**Objective**
Strip the pictures and reproduce the rest of the listing exactly.
— START Items —
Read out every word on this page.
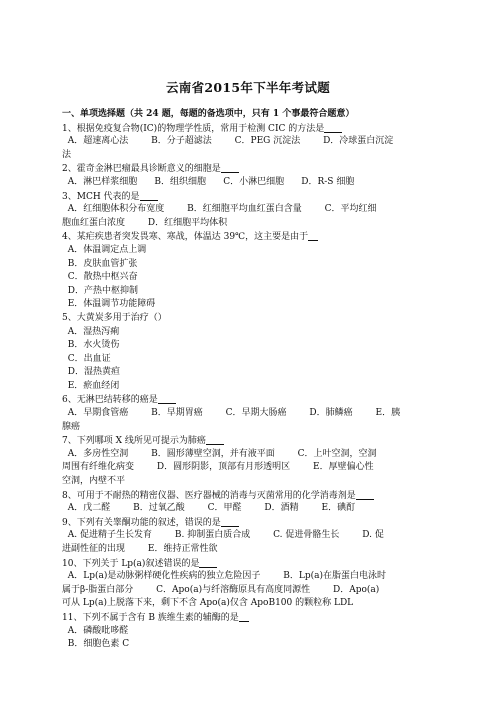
云南省2015年下半年考试题
一、单项选择题（共 24 题，每题的备选项中，只有 1 个事最符合题意）
1、根据免疫复合物(IC)的物理学性质，常用于检测 CIC 的方法是
A．超速离心法	B．分子超滤法	C．PEG 沉淀法	D．冷球蛋白沉淀
法
2、霍奇金淋巴瘤最具诊断意义的细胞是
A．淋巴样浆细胞 B．组织细胞 C．小淋巴细胞 D．R-S 细胞
3、MCH 代表的是
A．红细胞体积分布宽度	B．红细胞平均血红蛋白含量	C．平均红细
胞血红蛋白浓度	D．红细胞平均体积
4、某疟疾患者突发畏寒、寒战，体温达 39℃，这主要是由于
A．体温调定点上调
B．皮肤血管扩张
C．散热中枢兴奋
D．产热中枢抑制
E．体温调节功能障碍
5、大黄炭多用于治疗（）
A．湿热泻痢
B．水火烫伤
C．出血证
D．湿热黄疸
E．瘀血经闭
6、无淋巴结转移的癌是
A．早期食管癌	B．早期胃癌	C．早期大肠癌	D．肺鳞癌	E．胰
腺癌
7、下列哪项 X 线所见可提示为肺癌
A．多房性空洞	B．圆形薄壁空洞，并有液平面	C．上叶空洞，空洞
周围有纤维化病变	D．圆形阴影，顶部有月形透明区	E．厚壁偏心性
空洞，内壁不平
8、可用于不耐热的精密仪器、医疗器械的消毒与灭菌常用的化学消毒剂是
A．戊二醛	B．过氧乙酸	C．甲醛	D．酒精	E．碘酊
9、下列有关睾酮功能的叙述，错误的是
A. 促进精子生长发育	B. 抑制蛋白质合成	C. 促进骨骼生长	D. 促
进副性征的出现	E．维持正常性欲
10、下列关于 Lp(a)叙述错误的是
A．Lp(a)是动脉粥样硬化性疾病的独立危险因子	B．Lp(a)在脂蛋白电泳时
属于β-脂蛋白部分	C．Apo(a)与纤溶酶原具有高度同源性	D．Apo(a)
可从 Lp(a)上脱落下来，剩下不含 Apo(a)仅含 ApoB100 的颗粒称 LDL
11、下列不属于含有 B 族维生素的辅酶的是
A．磷酸吡哆醛
B．细胞色素 C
— END Items —
**Exercise response**
Read out every word on this page.
云南省2015年下半年考试题
一、单项选择题（共 24 题，每题的备选项中，只有 1 个事最符合题意）
1、根据免疫复合物(IC)的物理学性质，常用于检测 CIC 的方法是
A．超速离心法	B．分子超滤法	C．PEG 沉淀法	D．冷球蛋白沉淀
法
2、霍奇金淋巴瘤最具诊断意义的细胞是
A．淋巴样浆细胞 B．组织细胞 C．小淋巴细胞 D．R-S 细胞
3、MCH 代表的是
A．红细胞体积分布宽度	B．红细胞平均血红蛋白含量	C．平均红细
胞血红蛋白浓度	D．红细胞平均体积
4、某疟疾患者突发畏寒、寒战，体温达 39℃，这主要是由于
A．体温调定点上调
B．皮肤血管扩张
C．散热中枢兴奋
D．产热中枢抑制
E．体温调节功能障碍
5、大黄炭多用于治疗（）
A．湿热泻痢
B．水火烫伤
C．出血证
D．湿热黄疸
E．瘀血经闭
6、无淋巴结转移的癌是
A．早期食管癌	B．早期胃癌	C．早期大肠癌	D．肺鳞癌	E．胰
腺癌
7、下列哪项 X 线所见可提示为肺癌
A．多房性空洞	B．圆形薄壁空洞，并有液平面	C．上叶空洞，空洞
周围有纤维化病变	D．圆形阴影，顶部有月形透明区	E．厚壁偏心性
空洞，内壁不平
8、可用于不耐热的精密仪器、医疗器械的消毒与灭菌常用的化学消毒剂是
A．戊二醛	B．过氧乙酸	C．甲醛	D．酒精	E．碘酊
9、下列有关睾酮功能的叙述，错误的是
A. 促进精子生长发育	B. 抑制蛋白质合成	C. 促进骨骼生长	D. 促
进副性征的出现	E．维持正常性欲
10、下列关于 Lp(a)叙述错误的是
A．Lp(a)是动脉粥样硬化性疾病的独立危险因子	B．Lp(a)在脂蛋白电泳时
属于β-脂蛋白部分	C．Apo(a)与纤溶酶原具有高度同源性	D．Apo(a)
可从 Lp(a)上脱落下来，剩下不含 Apo(a)仅含 ApoB100 的颗粒称 LDL
11、下列不属于含有 B 族维生素的辅酶的是
A．磷酸吡哆醛
B．细胞色素 C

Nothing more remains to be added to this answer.